* SHORT EXERCISE
Report, word for word, every line of the material that contains "probe".

* DATASET EXCERPTS
☆ ☆ ☆ ☆

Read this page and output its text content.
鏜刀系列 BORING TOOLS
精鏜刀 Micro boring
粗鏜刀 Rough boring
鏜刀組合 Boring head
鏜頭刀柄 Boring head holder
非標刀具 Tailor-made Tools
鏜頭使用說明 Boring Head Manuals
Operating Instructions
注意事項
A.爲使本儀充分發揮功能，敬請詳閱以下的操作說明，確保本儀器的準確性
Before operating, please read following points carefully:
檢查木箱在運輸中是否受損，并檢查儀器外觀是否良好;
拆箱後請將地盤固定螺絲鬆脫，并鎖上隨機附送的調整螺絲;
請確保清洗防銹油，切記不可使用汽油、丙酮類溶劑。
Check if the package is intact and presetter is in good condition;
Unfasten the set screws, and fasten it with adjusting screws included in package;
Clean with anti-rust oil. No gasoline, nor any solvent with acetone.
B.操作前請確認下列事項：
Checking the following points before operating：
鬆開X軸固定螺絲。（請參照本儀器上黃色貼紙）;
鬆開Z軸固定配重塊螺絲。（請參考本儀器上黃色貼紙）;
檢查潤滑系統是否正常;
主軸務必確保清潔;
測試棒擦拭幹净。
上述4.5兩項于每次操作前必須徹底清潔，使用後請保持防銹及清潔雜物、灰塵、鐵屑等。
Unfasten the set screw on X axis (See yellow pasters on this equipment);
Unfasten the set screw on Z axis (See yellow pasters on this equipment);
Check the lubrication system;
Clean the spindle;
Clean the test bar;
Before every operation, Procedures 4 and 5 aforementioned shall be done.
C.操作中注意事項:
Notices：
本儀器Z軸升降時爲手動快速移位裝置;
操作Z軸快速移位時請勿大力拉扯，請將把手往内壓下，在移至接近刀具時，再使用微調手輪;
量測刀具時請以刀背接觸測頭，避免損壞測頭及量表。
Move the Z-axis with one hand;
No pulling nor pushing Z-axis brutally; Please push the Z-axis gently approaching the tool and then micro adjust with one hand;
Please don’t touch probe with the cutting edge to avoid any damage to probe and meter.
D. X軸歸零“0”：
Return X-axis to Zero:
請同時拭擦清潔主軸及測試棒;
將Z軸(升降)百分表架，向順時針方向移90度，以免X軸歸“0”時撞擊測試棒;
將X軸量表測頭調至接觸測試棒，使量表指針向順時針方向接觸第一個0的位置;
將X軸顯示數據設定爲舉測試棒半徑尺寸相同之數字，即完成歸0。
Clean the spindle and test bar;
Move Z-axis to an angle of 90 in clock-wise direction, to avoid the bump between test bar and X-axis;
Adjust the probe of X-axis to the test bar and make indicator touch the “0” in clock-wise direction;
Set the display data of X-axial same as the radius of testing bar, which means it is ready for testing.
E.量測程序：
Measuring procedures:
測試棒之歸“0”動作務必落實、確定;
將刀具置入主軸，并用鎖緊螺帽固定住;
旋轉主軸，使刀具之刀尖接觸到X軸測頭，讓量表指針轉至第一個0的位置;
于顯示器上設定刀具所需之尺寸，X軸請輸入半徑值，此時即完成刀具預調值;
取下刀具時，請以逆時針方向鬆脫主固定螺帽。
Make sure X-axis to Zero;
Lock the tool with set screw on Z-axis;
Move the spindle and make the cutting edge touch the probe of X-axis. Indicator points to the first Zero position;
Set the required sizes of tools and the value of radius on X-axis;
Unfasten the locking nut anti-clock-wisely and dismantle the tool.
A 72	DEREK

☆ ☆ ☆ ☆

* WORKED ANSWER
Please don’t touch probe with the cutting edge to avoid any damage to probe and meter.
Adjust the probe of X-axis to the test bar and make indicator touch the “0” in clock-wise direction;
Move the spindle and make the cutting edge touch the probe of X-axis. Indicator points to the first Zero position;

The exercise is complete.